__GOAL__: State how many lines of the records contain the string "MANAGEMENT", and give no other information.

__LISTING__:
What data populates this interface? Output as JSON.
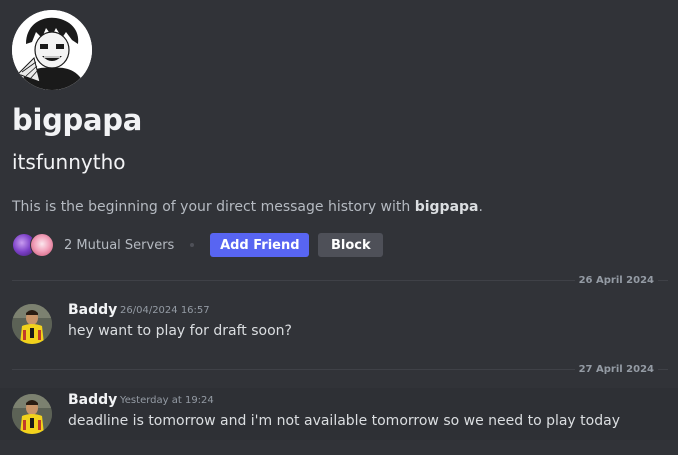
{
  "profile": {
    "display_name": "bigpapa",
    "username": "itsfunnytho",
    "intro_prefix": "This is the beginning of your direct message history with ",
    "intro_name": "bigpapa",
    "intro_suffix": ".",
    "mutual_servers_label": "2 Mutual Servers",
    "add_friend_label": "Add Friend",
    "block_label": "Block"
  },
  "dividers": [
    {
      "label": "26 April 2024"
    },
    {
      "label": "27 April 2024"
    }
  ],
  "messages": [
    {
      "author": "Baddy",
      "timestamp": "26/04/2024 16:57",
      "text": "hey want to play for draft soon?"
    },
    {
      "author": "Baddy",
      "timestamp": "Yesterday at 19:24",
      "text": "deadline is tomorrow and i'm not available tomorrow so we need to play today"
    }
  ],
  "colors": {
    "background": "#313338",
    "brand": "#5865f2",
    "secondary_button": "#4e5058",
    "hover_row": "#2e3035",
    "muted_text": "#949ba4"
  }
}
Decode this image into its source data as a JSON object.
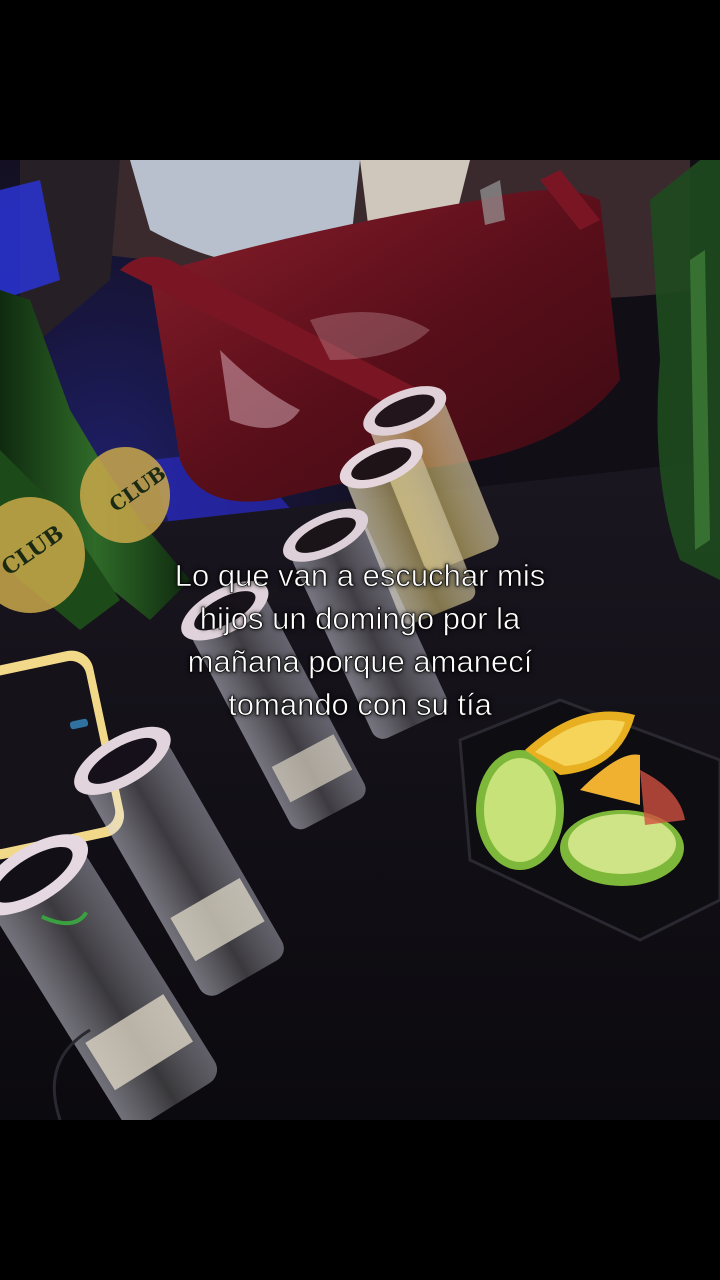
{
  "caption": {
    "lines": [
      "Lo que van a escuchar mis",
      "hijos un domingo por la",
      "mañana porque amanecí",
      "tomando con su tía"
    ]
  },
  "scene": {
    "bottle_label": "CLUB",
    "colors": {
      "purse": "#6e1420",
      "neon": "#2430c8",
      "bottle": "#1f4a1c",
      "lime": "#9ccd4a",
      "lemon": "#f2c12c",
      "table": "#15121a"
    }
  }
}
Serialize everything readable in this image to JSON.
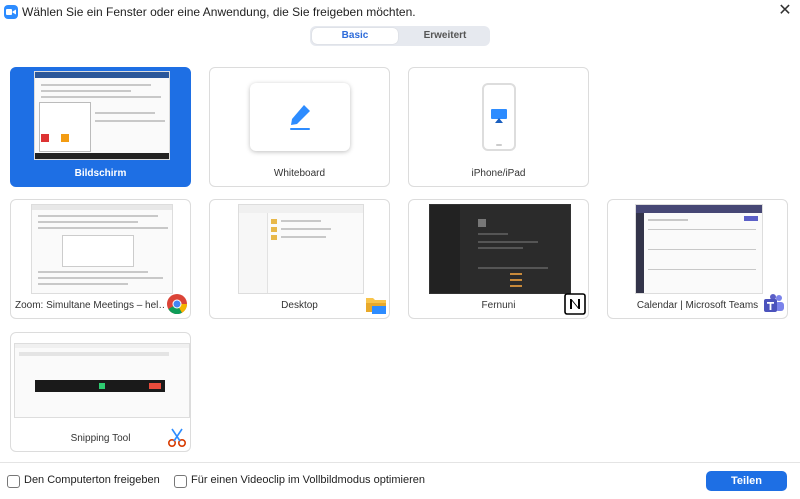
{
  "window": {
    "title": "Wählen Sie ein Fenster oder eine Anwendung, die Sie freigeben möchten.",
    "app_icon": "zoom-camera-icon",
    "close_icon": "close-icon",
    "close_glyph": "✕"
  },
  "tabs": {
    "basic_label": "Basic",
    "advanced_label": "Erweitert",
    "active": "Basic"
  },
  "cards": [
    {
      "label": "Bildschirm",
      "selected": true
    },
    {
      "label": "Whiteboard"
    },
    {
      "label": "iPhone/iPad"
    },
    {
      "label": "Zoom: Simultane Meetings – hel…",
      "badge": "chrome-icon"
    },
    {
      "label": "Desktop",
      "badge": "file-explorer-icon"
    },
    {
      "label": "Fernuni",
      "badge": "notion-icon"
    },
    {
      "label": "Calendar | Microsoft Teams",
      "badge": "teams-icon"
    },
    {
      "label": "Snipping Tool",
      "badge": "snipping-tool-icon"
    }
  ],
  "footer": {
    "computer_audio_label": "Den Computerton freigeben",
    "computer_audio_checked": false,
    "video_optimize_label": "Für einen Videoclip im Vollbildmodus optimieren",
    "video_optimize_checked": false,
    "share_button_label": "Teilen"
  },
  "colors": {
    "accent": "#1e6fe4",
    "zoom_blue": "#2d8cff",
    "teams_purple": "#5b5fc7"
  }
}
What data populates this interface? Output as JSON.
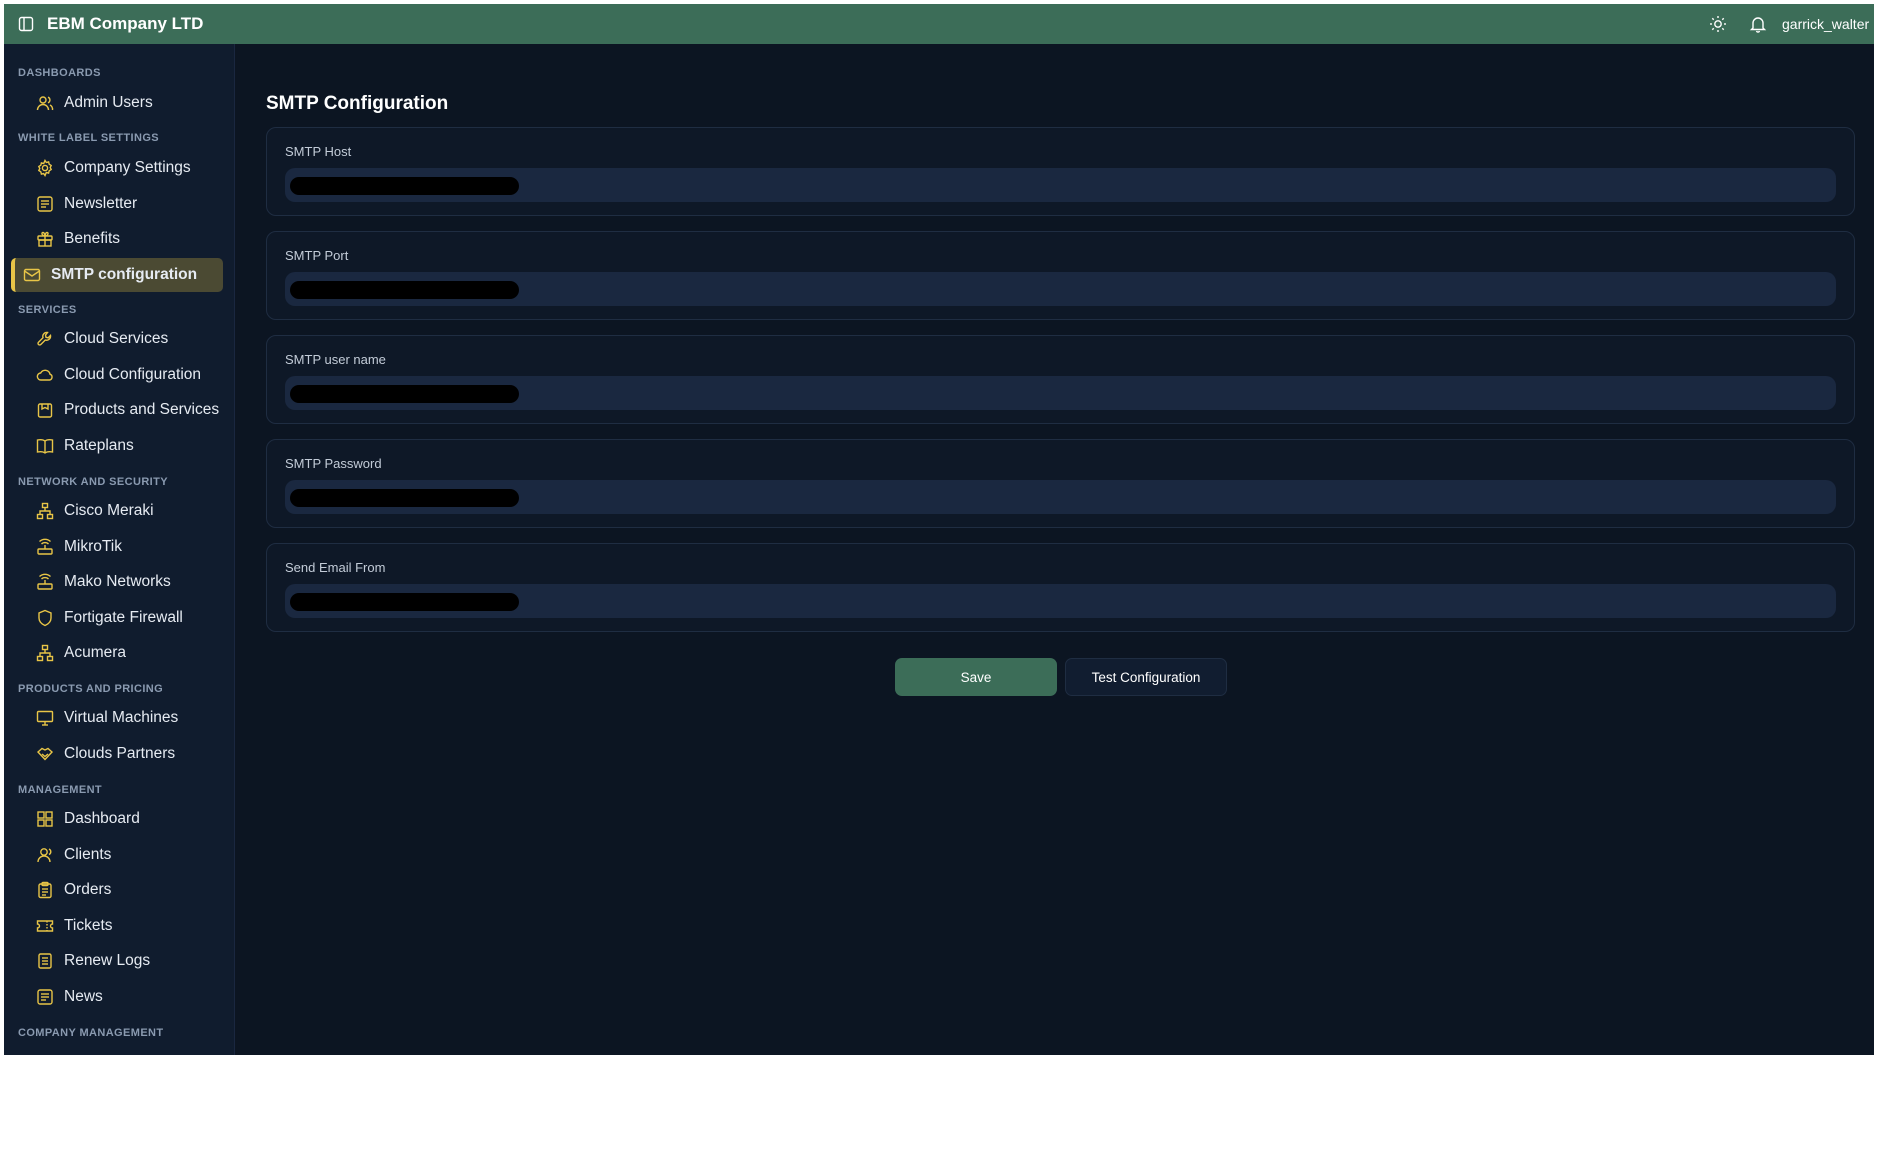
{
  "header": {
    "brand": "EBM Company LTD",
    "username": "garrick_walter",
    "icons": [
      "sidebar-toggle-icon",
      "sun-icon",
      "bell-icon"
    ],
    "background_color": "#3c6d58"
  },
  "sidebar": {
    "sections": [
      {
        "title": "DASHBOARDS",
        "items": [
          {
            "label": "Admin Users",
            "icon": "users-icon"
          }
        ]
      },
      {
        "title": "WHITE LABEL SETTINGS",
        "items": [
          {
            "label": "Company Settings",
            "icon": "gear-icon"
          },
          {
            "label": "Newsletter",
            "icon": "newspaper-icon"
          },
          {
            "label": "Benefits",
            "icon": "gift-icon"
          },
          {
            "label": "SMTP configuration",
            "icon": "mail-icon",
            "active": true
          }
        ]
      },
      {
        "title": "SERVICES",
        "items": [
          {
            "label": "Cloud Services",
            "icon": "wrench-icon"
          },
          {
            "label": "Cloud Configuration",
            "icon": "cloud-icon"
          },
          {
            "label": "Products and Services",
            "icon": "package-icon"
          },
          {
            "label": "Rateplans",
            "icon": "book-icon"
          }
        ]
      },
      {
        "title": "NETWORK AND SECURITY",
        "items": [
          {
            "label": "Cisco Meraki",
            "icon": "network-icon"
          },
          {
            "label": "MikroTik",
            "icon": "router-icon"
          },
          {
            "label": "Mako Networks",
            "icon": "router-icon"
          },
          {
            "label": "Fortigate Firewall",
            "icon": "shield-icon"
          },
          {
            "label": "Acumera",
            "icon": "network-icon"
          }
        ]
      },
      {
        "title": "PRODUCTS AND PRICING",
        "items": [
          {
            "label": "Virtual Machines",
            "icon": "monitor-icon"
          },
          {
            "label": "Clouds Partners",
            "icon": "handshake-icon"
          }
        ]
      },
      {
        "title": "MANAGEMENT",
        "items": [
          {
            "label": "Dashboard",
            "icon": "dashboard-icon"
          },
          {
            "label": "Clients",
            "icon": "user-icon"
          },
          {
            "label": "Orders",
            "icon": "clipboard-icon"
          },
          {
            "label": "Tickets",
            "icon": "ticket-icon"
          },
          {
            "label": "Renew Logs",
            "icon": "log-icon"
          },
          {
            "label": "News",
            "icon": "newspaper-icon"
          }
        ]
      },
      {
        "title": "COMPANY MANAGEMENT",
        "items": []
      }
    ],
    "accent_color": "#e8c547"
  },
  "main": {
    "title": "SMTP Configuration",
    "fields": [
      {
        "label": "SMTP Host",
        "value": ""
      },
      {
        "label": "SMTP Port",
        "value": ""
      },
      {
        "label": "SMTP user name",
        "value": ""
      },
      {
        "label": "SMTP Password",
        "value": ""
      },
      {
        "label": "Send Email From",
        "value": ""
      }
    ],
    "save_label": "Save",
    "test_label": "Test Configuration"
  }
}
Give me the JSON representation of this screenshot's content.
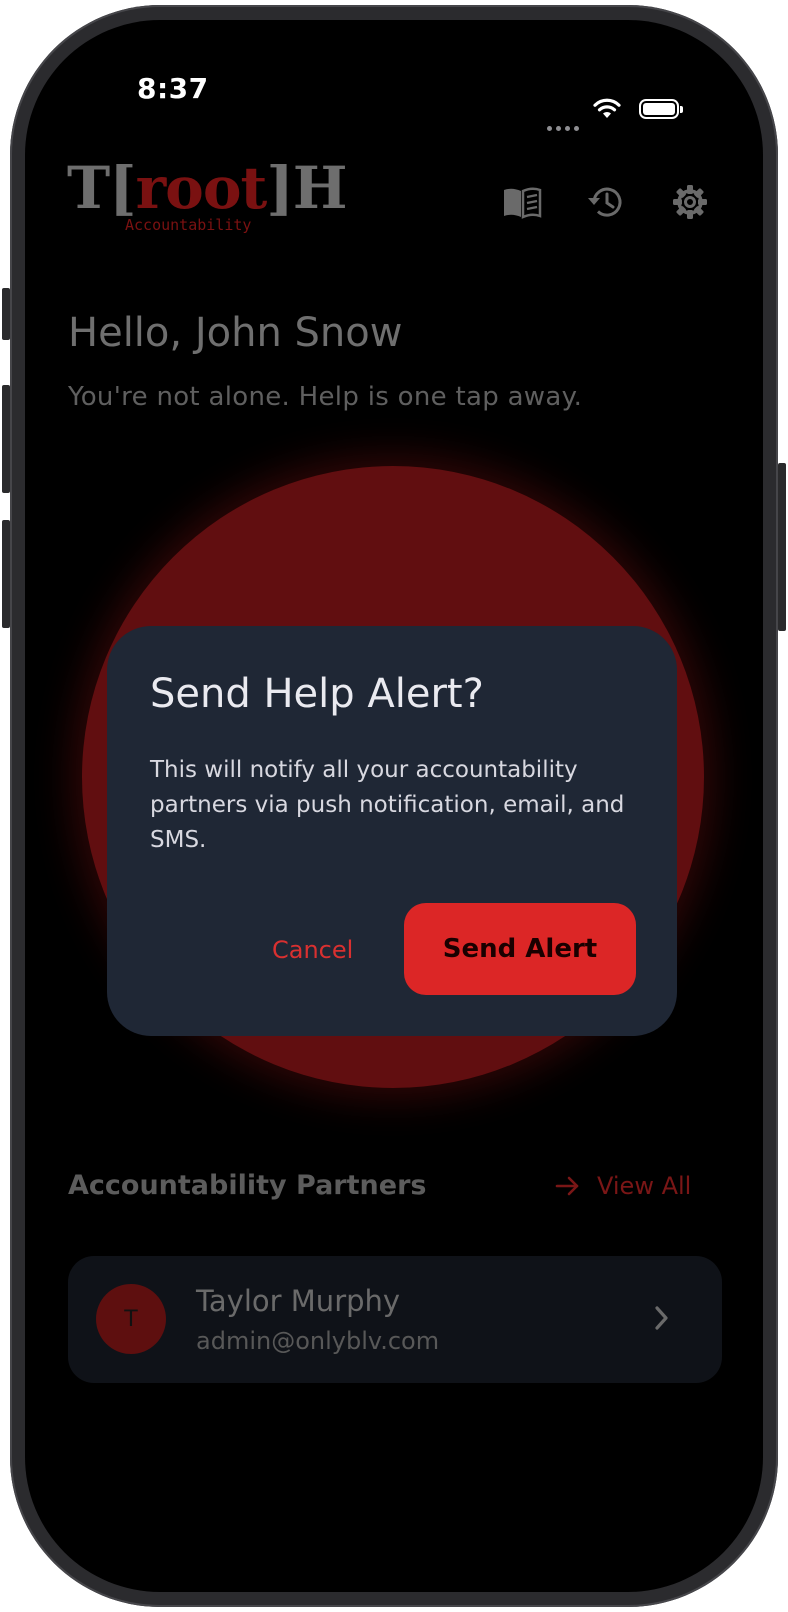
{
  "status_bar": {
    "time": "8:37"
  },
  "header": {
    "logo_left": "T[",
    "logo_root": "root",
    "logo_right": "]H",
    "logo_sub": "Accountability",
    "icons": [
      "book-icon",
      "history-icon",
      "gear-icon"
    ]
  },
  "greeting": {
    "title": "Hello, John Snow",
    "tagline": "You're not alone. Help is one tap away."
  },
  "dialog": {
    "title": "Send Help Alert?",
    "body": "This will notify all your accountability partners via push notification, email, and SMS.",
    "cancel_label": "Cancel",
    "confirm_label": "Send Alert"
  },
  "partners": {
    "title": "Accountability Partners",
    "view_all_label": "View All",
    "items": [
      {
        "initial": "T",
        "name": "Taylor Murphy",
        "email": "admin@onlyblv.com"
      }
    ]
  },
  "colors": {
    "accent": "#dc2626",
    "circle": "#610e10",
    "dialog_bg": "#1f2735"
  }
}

__RESPONSE TO THE TASK__: 2